(Recorded data)

.....

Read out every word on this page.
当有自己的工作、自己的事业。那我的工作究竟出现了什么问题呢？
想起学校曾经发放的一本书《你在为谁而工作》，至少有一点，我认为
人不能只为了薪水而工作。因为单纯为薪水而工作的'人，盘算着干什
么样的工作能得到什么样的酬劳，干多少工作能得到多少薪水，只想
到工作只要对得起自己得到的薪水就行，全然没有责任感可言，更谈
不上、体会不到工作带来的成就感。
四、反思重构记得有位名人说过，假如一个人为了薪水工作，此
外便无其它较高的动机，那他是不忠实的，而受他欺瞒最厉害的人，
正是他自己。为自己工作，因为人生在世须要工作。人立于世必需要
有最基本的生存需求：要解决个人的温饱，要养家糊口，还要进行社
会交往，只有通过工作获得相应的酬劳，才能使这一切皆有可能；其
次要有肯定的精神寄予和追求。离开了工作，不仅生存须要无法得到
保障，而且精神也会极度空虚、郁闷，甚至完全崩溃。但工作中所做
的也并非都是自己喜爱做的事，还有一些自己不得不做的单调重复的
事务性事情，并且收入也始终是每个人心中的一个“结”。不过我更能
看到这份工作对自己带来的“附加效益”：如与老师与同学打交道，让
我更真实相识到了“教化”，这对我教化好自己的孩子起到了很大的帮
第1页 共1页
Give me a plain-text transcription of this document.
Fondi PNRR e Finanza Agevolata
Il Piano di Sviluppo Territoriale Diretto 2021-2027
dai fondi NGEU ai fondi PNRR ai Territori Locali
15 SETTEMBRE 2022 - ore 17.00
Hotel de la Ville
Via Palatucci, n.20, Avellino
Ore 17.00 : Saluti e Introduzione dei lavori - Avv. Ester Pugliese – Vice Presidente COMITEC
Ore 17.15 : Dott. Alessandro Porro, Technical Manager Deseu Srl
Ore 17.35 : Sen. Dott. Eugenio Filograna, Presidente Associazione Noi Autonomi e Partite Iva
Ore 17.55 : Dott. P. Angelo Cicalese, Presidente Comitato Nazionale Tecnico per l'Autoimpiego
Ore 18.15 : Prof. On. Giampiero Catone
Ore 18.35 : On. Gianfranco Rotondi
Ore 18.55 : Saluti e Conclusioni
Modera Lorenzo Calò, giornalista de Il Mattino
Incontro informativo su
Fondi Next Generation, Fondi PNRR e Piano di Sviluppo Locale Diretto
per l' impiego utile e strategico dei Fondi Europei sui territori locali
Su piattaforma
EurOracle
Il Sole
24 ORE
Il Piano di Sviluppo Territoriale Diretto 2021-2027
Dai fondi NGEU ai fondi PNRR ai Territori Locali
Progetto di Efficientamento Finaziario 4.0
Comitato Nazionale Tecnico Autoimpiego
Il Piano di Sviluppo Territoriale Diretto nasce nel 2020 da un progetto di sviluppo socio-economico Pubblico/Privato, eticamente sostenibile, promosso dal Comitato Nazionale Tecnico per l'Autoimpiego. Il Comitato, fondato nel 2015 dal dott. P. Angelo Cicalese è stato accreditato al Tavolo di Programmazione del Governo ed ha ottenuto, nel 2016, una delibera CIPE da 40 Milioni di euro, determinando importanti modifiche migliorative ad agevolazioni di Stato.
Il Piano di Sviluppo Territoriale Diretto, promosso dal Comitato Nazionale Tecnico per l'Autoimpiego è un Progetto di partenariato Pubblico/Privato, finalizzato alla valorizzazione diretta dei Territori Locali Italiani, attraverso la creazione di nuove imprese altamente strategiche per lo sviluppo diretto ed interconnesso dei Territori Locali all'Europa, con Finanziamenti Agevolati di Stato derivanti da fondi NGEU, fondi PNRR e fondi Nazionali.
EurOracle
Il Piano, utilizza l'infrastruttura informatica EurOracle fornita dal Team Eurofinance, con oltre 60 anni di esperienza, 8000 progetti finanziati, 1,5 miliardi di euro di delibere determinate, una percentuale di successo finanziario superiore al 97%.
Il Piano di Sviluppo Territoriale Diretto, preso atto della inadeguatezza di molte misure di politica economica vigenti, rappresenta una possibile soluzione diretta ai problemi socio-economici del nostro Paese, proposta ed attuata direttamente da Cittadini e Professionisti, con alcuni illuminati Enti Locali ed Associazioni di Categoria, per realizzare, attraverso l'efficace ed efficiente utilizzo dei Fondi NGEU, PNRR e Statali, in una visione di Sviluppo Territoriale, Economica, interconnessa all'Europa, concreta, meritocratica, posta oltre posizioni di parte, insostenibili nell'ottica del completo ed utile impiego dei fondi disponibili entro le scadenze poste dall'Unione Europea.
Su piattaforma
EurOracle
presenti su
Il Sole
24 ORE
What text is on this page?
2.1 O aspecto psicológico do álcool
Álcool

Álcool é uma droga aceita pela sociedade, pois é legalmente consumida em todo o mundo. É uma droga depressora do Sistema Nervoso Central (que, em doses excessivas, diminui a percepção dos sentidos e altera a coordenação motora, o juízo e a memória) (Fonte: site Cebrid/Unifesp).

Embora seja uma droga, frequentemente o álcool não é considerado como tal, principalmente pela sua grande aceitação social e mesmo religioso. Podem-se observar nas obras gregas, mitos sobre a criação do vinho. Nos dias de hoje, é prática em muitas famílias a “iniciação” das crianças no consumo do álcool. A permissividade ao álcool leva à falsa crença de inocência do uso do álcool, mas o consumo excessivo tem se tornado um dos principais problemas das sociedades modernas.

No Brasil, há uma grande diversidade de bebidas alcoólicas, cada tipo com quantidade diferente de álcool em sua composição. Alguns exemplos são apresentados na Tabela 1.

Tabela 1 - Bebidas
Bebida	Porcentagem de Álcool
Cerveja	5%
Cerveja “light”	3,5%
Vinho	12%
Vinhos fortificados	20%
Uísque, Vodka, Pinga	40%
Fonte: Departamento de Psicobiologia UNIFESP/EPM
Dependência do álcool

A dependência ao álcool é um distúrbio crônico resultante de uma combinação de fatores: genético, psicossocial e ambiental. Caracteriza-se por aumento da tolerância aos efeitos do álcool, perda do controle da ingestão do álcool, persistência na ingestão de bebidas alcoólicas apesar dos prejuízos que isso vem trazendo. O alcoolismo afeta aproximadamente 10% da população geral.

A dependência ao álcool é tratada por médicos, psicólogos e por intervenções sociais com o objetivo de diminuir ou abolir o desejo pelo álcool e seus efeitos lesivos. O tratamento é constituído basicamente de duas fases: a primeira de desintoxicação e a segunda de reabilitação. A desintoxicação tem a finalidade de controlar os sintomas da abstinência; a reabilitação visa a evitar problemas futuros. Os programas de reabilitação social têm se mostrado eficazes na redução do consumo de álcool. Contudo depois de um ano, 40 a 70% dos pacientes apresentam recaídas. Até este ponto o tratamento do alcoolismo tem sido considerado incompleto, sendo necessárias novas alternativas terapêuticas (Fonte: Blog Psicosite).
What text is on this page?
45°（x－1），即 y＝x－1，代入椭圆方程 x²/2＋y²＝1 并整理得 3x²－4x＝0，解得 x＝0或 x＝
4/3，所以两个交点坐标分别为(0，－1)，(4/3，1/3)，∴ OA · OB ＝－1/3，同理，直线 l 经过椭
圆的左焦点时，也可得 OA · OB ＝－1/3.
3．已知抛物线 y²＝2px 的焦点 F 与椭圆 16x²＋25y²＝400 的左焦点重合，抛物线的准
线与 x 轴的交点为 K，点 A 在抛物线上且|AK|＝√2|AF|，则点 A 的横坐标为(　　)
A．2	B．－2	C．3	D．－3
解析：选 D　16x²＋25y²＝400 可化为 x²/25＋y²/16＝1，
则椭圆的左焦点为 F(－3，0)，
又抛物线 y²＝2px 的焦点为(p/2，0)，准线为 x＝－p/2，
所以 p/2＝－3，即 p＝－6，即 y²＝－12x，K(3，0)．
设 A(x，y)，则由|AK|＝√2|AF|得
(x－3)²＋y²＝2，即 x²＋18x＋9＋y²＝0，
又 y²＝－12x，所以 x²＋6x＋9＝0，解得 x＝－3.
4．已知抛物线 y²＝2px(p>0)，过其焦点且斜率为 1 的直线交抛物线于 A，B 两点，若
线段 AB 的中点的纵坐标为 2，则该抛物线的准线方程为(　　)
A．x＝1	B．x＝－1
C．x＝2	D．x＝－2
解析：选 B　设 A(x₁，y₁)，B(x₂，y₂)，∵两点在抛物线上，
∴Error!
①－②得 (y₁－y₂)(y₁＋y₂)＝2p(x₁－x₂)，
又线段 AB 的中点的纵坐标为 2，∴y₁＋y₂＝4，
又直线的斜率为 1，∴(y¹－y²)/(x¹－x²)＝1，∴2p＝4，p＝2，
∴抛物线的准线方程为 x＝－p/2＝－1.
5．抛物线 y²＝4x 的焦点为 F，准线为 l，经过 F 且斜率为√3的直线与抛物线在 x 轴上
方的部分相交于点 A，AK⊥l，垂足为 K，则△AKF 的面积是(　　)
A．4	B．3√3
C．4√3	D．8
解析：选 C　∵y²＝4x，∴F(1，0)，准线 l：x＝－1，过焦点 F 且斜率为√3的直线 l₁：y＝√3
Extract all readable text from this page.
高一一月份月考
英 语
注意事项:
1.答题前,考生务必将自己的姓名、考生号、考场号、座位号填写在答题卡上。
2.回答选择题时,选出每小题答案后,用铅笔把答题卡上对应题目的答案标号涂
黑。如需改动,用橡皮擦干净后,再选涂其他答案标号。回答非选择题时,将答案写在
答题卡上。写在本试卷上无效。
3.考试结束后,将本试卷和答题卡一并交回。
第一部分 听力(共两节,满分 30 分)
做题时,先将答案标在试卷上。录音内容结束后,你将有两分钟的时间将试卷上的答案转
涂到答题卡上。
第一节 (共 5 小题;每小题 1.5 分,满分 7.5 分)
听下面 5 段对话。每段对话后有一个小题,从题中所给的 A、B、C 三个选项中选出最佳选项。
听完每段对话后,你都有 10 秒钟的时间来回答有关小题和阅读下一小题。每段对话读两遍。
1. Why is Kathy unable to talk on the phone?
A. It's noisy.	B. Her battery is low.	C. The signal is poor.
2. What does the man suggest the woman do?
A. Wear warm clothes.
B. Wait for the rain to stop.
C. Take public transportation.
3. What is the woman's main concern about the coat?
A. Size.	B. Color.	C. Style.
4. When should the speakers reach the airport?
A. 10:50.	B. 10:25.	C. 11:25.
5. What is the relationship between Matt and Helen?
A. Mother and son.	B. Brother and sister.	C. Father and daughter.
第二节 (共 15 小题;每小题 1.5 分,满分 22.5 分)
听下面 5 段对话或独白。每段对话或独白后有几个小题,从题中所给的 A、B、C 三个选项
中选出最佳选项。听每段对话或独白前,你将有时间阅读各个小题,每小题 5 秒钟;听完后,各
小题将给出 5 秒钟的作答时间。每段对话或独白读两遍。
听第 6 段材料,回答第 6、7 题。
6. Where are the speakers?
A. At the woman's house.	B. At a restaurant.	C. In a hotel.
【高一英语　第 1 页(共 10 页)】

.....

Pick out and copy the lines of the entries that hold the string "的焦点为".

§ **ANSWER TO THIS PROBLEM**
又抛物线 y²＝2px 的焦点为(p/2，0)，准线为 x＝－p/2，
5．抛物线 y²＝4x 的焦点为 F，准线为 l，经过 F 且斜率为√3的直线与抛物线在 x 轴上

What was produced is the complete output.